→ DATA FOR THIS EXERCISE
** begin **
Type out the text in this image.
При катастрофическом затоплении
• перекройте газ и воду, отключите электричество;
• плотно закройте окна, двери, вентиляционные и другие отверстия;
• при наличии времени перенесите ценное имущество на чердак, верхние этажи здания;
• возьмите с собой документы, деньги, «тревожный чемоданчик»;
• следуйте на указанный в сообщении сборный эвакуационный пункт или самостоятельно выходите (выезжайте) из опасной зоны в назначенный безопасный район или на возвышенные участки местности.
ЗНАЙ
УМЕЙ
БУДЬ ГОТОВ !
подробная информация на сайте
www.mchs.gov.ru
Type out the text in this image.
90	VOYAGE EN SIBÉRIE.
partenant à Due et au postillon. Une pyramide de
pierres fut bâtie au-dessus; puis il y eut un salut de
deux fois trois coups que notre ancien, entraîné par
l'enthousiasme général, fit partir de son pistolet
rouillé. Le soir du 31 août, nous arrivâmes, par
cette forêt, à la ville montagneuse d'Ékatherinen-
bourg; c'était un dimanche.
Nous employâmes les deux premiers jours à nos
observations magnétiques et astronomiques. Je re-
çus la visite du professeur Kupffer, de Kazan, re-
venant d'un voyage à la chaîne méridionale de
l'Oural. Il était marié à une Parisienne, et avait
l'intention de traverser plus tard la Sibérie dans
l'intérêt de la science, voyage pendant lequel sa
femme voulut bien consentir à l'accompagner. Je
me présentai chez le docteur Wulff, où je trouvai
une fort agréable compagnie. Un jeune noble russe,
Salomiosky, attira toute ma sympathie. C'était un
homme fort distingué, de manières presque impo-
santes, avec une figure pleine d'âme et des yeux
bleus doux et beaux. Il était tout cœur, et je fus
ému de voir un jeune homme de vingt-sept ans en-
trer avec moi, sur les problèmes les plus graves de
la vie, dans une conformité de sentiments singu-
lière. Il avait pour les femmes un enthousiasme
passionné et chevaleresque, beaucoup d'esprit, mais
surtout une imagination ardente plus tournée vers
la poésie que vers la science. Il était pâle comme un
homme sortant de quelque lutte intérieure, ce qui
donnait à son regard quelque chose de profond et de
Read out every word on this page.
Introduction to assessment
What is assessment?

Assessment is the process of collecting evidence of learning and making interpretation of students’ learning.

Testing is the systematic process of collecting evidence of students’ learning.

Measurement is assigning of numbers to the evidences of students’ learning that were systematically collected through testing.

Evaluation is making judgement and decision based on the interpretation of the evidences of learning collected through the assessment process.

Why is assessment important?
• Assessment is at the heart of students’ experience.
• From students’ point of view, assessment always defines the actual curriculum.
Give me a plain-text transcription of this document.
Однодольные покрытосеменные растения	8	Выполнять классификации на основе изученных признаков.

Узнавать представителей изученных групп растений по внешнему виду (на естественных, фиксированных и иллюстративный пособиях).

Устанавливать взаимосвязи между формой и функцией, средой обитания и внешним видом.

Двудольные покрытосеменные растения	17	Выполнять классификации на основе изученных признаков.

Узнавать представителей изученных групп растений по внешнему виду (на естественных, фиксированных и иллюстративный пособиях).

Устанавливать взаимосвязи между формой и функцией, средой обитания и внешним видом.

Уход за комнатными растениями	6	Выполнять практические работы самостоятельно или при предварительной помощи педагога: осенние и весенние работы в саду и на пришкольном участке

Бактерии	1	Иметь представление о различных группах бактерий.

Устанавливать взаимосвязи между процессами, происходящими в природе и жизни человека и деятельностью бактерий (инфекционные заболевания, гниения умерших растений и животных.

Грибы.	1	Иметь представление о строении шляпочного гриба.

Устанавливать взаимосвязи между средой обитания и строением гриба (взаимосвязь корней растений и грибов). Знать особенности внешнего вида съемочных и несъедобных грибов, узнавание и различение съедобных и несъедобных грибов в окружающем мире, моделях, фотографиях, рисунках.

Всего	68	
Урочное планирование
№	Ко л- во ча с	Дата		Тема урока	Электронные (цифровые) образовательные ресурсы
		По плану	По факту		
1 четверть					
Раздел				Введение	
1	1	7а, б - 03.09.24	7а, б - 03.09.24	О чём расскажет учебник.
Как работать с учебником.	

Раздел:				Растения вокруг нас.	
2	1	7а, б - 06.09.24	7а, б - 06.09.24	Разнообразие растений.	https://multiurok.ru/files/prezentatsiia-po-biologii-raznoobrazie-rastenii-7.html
** end **
→ WHAT YOU SHOULD DO
Reproduce the entries above in full, verbatim.

→ COMPLETE RESPONSE
Type out the text in this image.
При катастрофическом затоплении
• перекройте газ и воду, отключите электричество;
• плотно закройте окна, двери, вентиляционные и другие отверстия;
• при наличии времени перенесите ценное имущество на чердак, верхние этажи здания;
• возьмите с собой документы, деньги, «тревожный чемоданчик»;
• следуйте на указанный в сообщении сборный эвакуационный пункт или самостоятельно выходите (выезжайте) из опасной зоны в назначенный безопасный район или на возвышенные участки местности.
ЗНАЙ
УМЕЙ
БУДЬ ГОТОВ !
подробная информация на сайте
www.mchs.gov.ru
Type out the text in this image.
90	VOYAGE EN SIBÉRIE.
partenant à Due et au postillon. Une pyramide de
pierres fut bâtie au-dessus; puis il y eut un salut de
deux fois trois coups que notre ancien, entraîné par
l'enthousiasme général, fit partir de son pistolet
rouillé. Le soir du 31 août, nous arrivâmes, par
cette forêt, à la ville montagneuse d'Ékatherinen-
bourg; c'était un dimanche.
Nous employâmes les deux premiers jours à nos
observations magnétiques et astronomiques. Je re-
çus la visite du professeur Kupffer, de Kazan, re-
venant d'un voyage à la chaîne méridionale de
l'Oural. Il était marié à une Parisienne, et avait
l'intention de traverser plus tard la Sibérie dans
l'intérêt de la science, voyage pendant lequel sa
femme voulut bien consentir à l'accompagner. Je
me présentai chez le docteur Wulff, où je trouvai
une fort agréable compagnie. Un jeune noble russe,
Salomiosky, attira toute ma sympathie. C'était un
homme fort distingué, de manières presque impo-
santes, avec une figure pleine d'âme et des yeux
bleus doux et beaux. Il était tout cœur, et je fus
ému de voir un jeune homme de vingt-sept ans en-
trer avec moi, sur les problèmes les plus graves de
la vie, dans une conformité de sentiments singu-
lière. Il avait pour les femmes un enthousiasme
passionné et chevaleresque, beaucoup d'esprit, mais
surtout une imagination ardente plus tournée vers
la poésie que vers la science. Il était pâle comme un
homme sortant de quelque lutte intérieure, ce qui
donnait à son regard quelque chose de profond et de
Read out every word on this page.
Introduction to assessment
What is assessment?

Assessment is the process of collecting evidence of learning and making interpretation of students’ learning.

Testing is the systematic process of collecting evidence of students’ learning.

Measurement is assigning of numbers to the evidences of students’ learning that were systematically collected through testing.

Evaluation is making judgement and decision based on the interpretation of the evidences of learning collected through the assessment process.

Why is assessment important?
• Assessment is at the heart of students’ experience.
• From students’ point of view, assessment always defines the actual curriculum.
Give me a plain-text transcription of this document.
Однодольные покрытосеменные растения	8	Выполнять классификации на основе изученных признаков.

Узнавать представителей изученных групп растений по внешнему виду (на естественных, фиксированных и иллюстративный пособиях).

Устанавливать взаимосвязи между формой и функцией, средой обитания и внешним видом.

Двудольные покрытосеменные растения	17	Выполнять классификации на основе изученных признаков.

Узнавать представителей изученных групп растений по внешнему виду (на естественных, фиксированных и иллюстративный пособиях).

Устанавливать взаимосвязи между формой и функцией, средой обитания и внешним видом.

Уход за комнатными растениями	6	Выполнять практические работы самостоятельно или при предварительной помощи педагога: осенние и весенние работы в саду и на пришкольном участке

Бактерии	1	Иметь представление о различных группах бактерий.

Устанавливать взаимосвязи между процессами, происходящими в природе и жизни человека и деятельностью бактерий (инфекционные заболевания, гниения умерших растений и животных.

Грибы.	1	Иметь представление о строении шляпочного гриба.

Устанавливать взаимосвязи между средой обитания и строением гриба (взаимосвязь корней растений и грибов). Знать особенности внешнего вида съемочных и несъедобных грибов, узнавание и различение съедобных и несъедобных грибов в окружающем мире, моделях, фотографиях, рисунках.

Всего	68	
Урочное планирование
№	Ко л- во ча с	Дата		Тема урока	Электронные (цифровые) образовательные ресурсы
		По плану	По факту		
1 четверть					
Раздел				Введение	
1	1	7а, б - 03.09.24	7а, б - 03.09.24	О чём расскажет учебник.
Как работать с учебником.	

Раздел:				Растения вокруг нас.	
2	1	7а, б - 06.09.24	7а, б - 06.09.24	Разнообразие растений.	https://multiurok.ru/files/prezentatsiia-po-biologii-raznoobrazie-rastenii-7.html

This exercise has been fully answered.